> **Aim of the exercise**:
Only lines with the word "Everett" are needed; collect each of them from the listing below.

> **Entries shown**:

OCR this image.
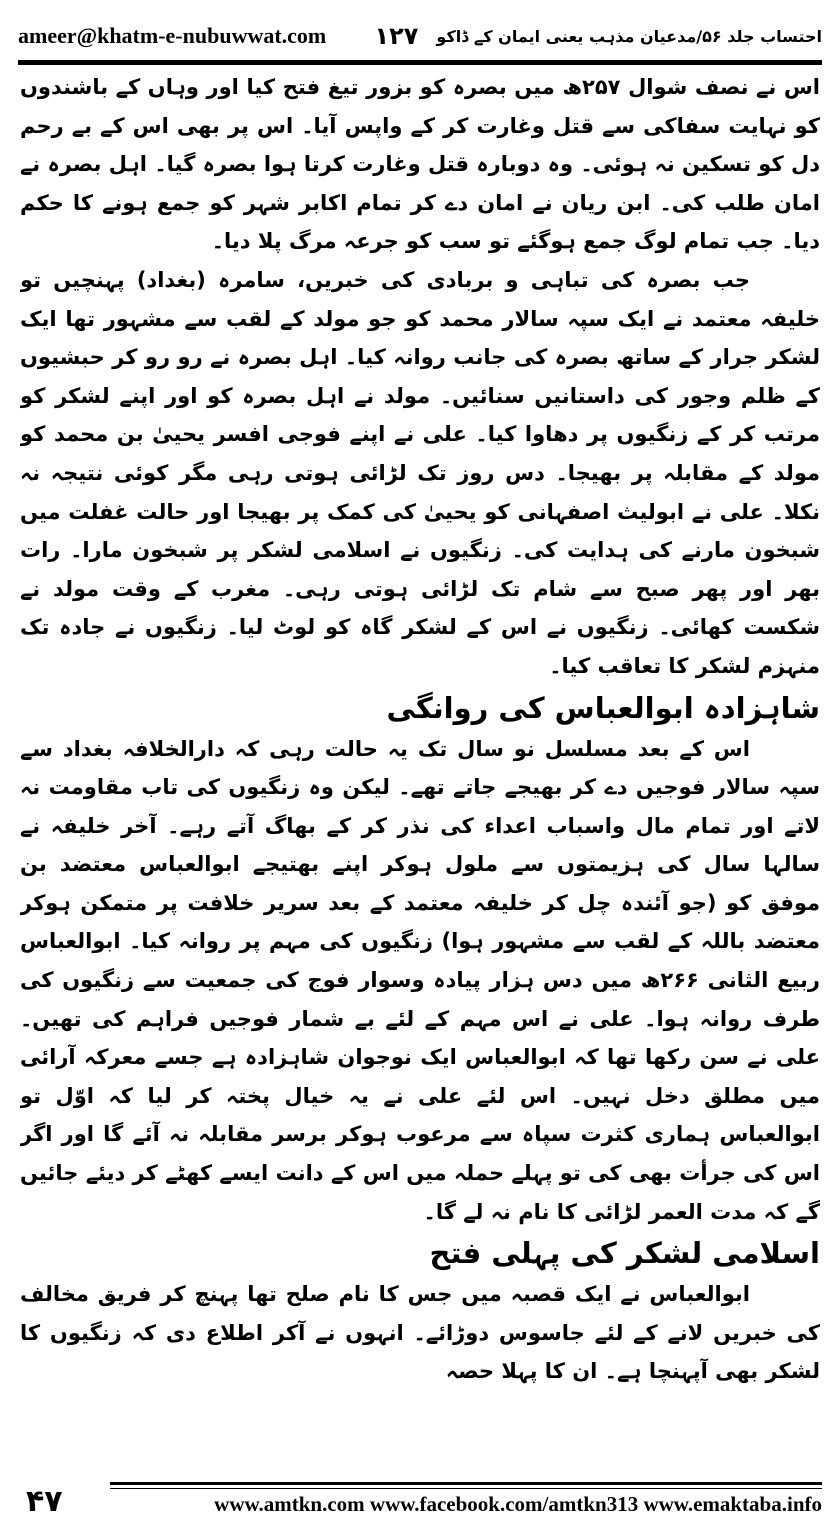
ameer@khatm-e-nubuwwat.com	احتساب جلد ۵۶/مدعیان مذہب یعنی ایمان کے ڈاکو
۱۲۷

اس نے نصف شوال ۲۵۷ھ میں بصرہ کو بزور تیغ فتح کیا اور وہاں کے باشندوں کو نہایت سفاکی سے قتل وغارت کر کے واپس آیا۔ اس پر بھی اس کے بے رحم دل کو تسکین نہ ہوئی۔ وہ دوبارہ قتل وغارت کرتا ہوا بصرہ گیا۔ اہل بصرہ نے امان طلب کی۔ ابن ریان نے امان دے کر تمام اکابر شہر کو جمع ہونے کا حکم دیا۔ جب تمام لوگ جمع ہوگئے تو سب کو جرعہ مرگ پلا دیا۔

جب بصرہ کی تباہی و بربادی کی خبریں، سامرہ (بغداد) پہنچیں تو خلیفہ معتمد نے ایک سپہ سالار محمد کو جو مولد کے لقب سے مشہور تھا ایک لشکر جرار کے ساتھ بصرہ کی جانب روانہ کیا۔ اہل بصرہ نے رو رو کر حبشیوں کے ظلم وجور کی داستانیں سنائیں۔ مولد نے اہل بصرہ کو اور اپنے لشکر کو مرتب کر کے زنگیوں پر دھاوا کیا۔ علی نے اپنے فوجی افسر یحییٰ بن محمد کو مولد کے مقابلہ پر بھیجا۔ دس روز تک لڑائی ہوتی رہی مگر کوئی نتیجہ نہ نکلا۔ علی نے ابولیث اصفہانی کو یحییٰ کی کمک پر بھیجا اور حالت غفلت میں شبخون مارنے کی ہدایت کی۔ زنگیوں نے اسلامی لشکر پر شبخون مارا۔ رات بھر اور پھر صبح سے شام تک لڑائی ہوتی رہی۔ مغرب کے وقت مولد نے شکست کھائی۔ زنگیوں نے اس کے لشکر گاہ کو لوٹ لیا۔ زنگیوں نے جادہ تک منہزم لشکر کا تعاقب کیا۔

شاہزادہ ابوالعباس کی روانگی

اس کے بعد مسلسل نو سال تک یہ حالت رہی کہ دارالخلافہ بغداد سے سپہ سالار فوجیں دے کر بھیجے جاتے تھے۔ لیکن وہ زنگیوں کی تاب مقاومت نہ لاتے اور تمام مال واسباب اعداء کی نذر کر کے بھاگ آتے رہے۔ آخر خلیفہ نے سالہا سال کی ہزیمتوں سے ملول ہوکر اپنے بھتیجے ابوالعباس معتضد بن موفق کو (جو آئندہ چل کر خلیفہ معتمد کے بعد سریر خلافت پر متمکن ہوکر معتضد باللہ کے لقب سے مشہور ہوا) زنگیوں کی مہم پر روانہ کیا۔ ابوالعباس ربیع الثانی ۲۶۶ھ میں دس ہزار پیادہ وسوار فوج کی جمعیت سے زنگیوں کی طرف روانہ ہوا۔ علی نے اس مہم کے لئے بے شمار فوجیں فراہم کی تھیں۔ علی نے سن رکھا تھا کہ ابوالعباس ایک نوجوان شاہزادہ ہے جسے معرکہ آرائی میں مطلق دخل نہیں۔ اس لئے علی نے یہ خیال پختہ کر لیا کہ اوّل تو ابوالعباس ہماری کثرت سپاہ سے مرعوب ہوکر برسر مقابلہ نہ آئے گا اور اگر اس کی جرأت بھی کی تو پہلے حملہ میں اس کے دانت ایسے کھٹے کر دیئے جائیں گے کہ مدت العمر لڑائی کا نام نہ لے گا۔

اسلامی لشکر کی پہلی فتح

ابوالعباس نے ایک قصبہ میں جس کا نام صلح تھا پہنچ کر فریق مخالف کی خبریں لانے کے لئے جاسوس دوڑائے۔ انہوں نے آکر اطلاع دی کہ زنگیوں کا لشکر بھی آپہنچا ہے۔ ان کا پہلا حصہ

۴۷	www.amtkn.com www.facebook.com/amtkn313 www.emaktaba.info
==
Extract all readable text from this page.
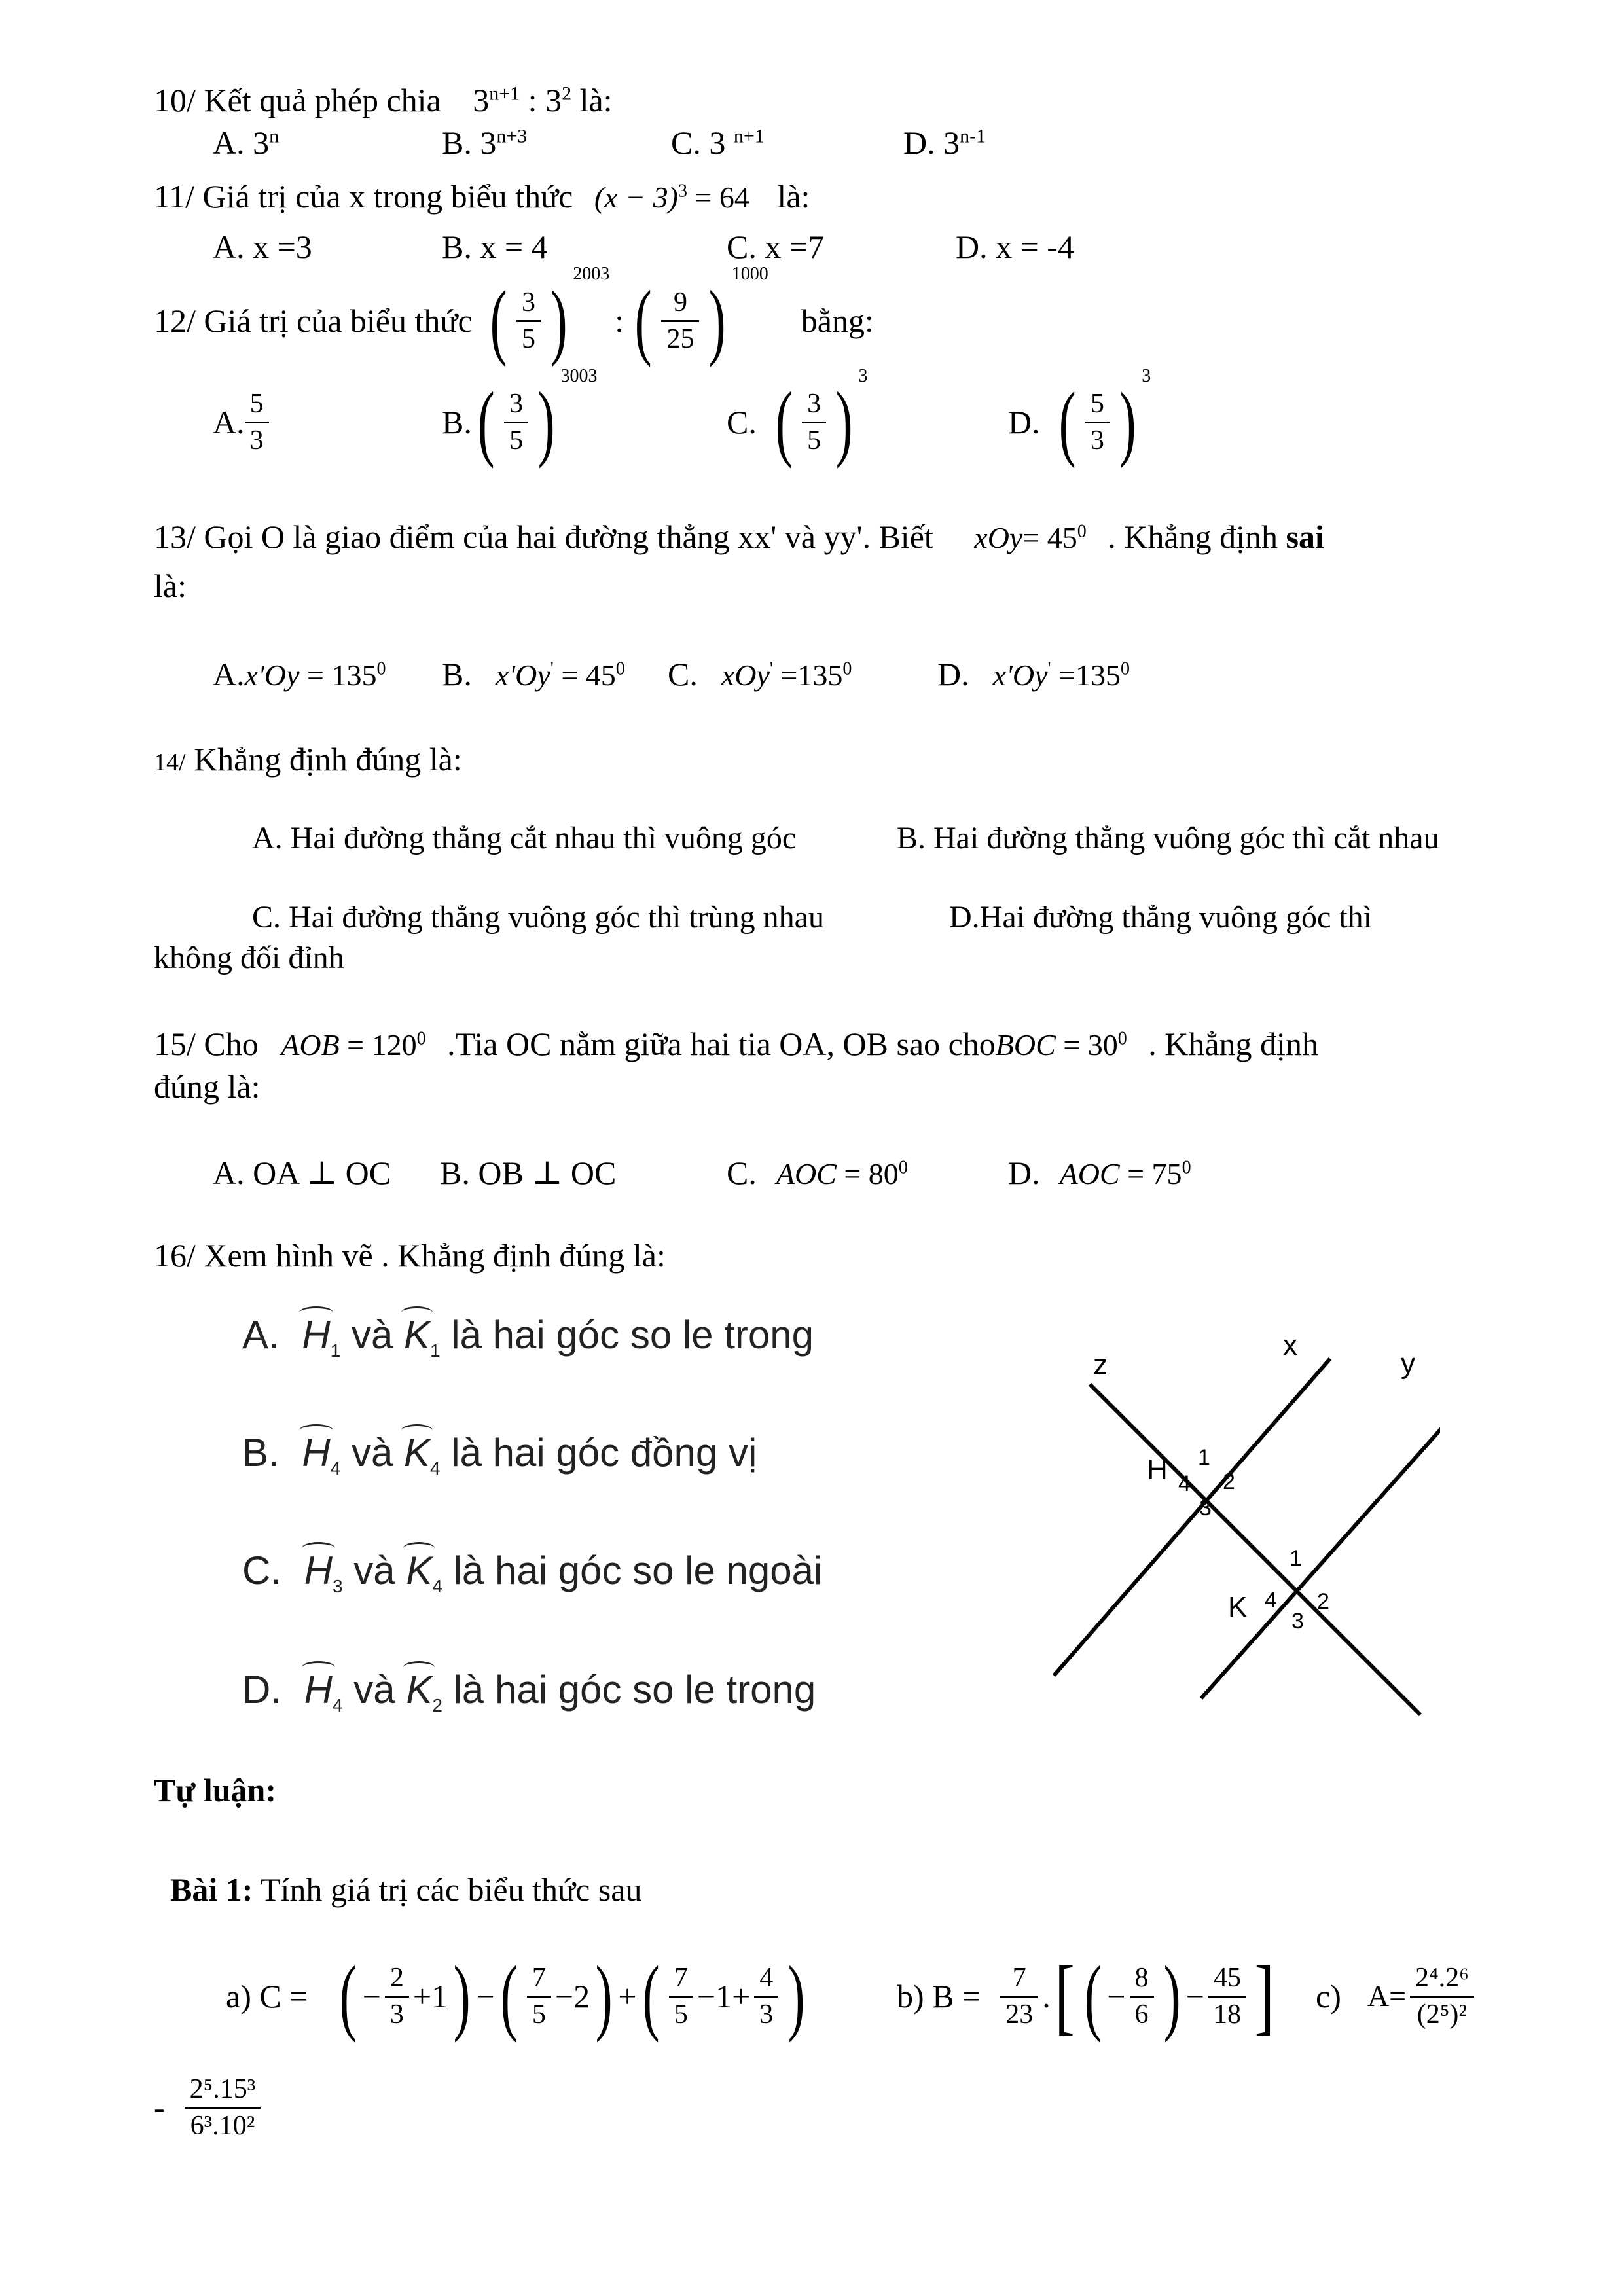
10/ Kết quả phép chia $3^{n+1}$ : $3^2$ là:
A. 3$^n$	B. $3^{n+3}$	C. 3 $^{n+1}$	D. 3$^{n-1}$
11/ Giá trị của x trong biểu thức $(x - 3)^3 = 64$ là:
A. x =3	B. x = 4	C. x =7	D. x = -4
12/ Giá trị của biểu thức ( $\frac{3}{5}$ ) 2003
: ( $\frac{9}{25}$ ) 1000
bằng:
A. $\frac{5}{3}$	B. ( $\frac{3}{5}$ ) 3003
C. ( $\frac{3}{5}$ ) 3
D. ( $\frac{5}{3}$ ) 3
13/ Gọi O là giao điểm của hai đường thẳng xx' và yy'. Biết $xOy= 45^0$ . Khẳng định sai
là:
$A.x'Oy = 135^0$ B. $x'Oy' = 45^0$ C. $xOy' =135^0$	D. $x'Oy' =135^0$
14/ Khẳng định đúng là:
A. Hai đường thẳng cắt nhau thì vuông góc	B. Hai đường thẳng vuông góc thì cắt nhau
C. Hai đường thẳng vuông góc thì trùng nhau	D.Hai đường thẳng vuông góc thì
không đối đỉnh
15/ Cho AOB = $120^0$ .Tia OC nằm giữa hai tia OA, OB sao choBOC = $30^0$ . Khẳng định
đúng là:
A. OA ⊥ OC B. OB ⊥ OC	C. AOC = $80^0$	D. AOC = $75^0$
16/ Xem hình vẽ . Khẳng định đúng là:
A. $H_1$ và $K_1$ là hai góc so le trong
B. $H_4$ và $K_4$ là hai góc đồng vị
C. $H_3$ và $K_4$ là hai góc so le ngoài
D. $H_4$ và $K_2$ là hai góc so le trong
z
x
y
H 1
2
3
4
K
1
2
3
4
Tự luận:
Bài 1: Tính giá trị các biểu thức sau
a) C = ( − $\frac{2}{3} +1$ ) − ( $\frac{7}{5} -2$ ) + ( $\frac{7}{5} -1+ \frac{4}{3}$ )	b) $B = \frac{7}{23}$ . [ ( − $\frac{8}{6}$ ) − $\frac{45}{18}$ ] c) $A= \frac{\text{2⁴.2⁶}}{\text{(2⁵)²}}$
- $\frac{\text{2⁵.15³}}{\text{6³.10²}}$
...
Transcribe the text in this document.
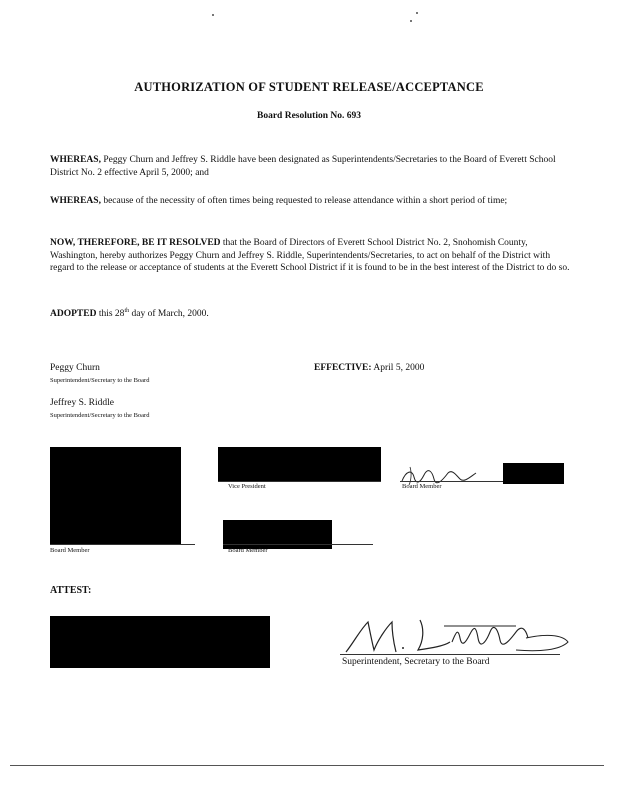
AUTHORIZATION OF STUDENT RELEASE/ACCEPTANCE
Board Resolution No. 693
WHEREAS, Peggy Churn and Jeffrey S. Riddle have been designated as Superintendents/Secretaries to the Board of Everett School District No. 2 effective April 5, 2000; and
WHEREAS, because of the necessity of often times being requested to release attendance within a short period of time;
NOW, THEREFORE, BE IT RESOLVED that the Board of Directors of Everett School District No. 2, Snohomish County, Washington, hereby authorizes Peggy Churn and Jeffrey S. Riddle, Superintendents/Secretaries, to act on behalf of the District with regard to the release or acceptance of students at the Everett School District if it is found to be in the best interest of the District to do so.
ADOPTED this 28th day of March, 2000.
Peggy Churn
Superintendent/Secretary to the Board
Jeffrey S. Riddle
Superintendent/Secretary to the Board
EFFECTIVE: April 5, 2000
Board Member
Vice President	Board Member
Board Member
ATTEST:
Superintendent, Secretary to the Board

> **Reply**:
WHEREAS, Peggy Churn and Jeffrey S. Riddle have been designated as Superintendents/Secretaries to the Board of Everett School District No. 2 effective April 5, 2000; and
NOW, THEREFORE, BE IT RESOLVED that the Board of Directors of Everett School District No. 2, Snohomish County, Washington, hereby authorizes Peggy Churn and Jeffrey S. Riddle, Superintendents/Secretaries, to act on behalf of the District with regard to the release or acceptance of students at the Everett School District if it is found to be in the best interest of the District to do so.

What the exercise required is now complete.